** start **

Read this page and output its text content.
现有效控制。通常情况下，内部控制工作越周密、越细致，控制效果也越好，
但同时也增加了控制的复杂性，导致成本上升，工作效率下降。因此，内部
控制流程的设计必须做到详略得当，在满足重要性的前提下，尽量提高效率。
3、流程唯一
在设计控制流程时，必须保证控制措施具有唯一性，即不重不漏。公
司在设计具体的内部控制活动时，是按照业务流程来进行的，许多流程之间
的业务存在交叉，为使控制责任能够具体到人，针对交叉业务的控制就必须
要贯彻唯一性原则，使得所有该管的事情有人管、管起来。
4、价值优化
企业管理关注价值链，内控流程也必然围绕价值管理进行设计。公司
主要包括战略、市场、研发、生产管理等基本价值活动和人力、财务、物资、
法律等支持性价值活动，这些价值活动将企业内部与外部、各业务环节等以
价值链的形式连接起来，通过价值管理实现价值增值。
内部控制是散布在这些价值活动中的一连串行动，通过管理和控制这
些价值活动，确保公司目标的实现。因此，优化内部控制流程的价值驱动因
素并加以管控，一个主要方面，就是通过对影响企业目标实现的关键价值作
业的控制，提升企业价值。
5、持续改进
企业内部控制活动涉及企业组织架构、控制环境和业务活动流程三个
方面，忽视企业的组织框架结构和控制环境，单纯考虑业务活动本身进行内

** end **

> **GIVEN PROBLEM**:
Write the data back out verbatim.

> **ANSWER IN FULL**:
Read this page and output its text content.
现有效控制。通常情况下，内部控制工作越周密、越细致，控制效果也越好，
但同时也增加了控制的复杂性，导致成本上升，工作效率下降。因此，内部
控制流程的设计必须做到详略得当，在满足重要性的前提下，尽量提高效率。
3、流程唯一
在设计控制流程时，必须保证控制措施具有唯一性，即不重不漏。公
司在设计具体的内部控制活动时，是按照业务流程来进行的，许多流程之间
的业务存在交叉，为使控制责任能够具体到人，针对交叉业务的控制就必须
要贯彻唯一性原则，使得所有该管的事情有人管、管起来。
4、价值优化
企业管理关注价值链，内控流程也必然围绕价值管理进行设计。公司
主要包括战略、市场、研发、生产管理等基本价值活动和人力、财务、物资、
法律等支持性价值活动，这些价值活动将企业内部与外部、各业务环节等以
价值链的形式连接起来，通过价值管理实现价值增值。
内部控制是散布在这些价值活动中的一连串行动，通过管理和控制这
些价值活动，确保公司目标的实现。因此，优化内部控制流程的价值驱动因
素并加以管控，一个主要方面，就是通过对影响企业目标实现的关键价值作
业的控制，提升企业价值。
5、持续改进
企业内部控制活动涉及企业组织架构、控制环境和业务活动流程三个
方面，忽视企业的组织框架结构和控制环境，单纯考虑业务活动本身进行内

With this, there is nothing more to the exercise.